Given problem: Reproduce exactly the lines from the one containing "Read out every word on this page." through the last line of the data, both ends included.

Given data:
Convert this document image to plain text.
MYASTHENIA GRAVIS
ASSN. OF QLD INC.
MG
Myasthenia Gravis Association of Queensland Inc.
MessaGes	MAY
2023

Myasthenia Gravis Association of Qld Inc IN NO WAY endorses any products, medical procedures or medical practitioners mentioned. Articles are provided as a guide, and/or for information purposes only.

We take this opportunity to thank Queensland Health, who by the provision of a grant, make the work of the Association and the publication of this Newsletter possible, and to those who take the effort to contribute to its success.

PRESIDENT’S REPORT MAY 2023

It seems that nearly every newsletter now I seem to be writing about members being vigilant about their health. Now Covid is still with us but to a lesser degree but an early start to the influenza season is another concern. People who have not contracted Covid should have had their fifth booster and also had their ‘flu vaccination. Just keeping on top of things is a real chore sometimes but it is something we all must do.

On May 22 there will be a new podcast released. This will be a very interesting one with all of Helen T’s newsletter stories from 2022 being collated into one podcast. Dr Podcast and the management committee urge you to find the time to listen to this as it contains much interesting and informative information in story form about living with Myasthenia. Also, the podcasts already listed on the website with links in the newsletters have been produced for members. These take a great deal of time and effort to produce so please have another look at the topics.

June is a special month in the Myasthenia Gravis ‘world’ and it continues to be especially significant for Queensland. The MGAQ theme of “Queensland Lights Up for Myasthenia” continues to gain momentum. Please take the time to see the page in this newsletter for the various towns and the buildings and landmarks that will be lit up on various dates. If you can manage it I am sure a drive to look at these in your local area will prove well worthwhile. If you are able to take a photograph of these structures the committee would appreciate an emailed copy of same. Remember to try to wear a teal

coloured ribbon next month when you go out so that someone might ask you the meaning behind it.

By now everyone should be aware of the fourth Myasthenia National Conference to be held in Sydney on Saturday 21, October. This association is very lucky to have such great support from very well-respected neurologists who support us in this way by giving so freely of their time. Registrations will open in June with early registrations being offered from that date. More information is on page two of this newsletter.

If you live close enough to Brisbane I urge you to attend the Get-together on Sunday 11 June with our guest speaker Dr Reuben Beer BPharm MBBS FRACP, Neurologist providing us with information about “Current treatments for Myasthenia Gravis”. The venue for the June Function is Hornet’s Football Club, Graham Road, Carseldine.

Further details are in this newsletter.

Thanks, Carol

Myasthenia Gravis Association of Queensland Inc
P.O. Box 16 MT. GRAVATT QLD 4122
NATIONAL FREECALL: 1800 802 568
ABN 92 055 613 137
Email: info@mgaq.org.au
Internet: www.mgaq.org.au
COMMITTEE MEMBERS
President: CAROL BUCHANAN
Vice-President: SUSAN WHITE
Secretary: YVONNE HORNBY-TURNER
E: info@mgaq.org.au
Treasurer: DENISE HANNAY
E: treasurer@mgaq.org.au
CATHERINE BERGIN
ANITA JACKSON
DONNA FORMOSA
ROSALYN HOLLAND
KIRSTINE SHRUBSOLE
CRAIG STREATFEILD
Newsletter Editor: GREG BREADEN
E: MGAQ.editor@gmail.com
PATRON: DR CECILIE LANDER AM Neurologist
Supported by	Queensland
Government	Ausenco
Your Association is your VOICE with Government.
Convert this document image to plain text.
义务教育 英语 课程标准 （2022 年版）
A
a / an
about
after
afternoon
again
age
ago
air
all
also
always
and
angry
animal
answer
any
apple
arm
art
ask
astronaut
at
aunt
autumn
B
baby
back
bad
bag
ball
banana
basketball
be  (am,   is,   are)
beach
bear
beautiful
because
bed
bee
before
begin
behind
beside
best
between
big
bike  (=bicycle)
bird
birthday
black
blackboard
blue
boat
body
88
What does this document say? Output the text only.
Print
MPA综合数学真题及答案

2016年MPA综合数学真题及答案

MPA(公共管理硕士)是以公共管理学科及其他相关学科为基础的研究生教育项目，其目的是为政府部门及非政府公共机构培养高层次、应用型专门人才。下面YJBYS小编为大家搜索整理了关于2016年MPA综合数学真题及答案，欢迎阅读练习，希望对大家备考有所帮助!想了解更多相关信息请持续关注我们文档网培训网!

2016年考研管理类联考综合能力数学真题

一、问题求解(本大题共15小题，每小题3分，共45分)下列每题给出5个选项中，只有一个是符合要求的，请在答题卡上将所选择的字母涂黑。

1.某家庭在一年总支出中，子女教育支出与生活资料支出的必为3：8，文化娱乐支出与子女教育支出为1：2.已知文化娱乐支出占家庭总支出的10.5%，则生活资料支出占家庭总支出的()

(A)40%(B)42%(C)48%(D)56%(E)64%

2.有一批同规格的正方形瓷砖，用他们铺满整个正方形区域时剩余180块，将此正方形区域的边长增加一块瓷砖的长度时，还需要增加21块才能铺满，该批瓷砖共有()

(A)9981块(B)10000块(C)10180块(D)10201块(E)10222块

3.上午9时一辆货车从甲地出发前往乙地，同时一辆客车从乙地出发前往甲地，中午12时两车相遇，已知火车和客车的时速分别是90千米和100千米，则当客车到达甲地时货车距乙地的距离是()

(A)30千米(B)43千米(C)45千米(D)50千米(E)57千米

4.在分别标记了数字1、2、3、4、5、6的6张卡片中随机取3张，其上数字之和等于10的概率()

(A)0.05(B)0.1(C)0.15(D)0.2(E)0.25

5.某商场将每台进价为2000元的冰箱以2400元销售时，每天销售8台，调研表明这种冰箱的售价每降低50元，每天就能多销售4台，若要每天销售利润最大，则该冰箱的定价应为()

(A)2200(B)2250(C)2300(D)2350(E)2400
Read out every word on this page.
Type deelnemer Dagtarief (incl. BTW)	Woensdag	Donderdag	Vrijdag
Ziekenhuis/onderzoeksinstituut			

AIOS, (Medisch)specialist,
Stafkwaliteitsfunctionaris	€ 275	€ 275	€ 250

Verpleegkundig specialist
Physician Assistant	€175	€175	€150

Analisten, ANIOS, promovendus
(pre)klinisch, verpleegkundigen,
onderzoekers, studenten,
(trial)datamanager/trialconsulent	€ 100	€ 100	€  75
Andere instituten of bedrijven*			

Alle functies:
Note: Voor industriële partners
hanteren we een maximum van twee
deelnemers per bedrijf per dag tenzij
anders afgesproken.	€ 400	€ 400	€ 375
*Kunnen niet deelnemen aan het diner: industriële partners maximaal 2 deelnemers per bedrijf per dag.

Answer to this problem:
Read out every word on this page.
Type deelnemer Dagtarief (incl. BTW)	Woensdag	Donderdag	Vrijdag
Ziekenhuis/onderzoeksinstituut			

AIOS, (Medisch)specialist,
Stafkwaliteitsfunctionaris	€ 275	€ 275	€ 250

Verpleegkundig specialist
Physician Assistant	€175	€175	€150

Analisten, ANIOS, promovendus
(pre)klinisch, verpleegkundigen,
onderzoekers, studenten,
(trial)datamanager/trialconsulent	€ 100	€ 100	€  75
Andere instituten of bedrijven*			

Alle functies:
Note: Voor industriële partners
hanteren we een maximum van twee
deelnemers per bedrijf per dag tenzij
anders afgesproken.	€ 400	€ 400	€ 375
*Kunnen niet deelnemen aan het diner: industriële partners maximaal 2 deelnemers per bedrijf per dag.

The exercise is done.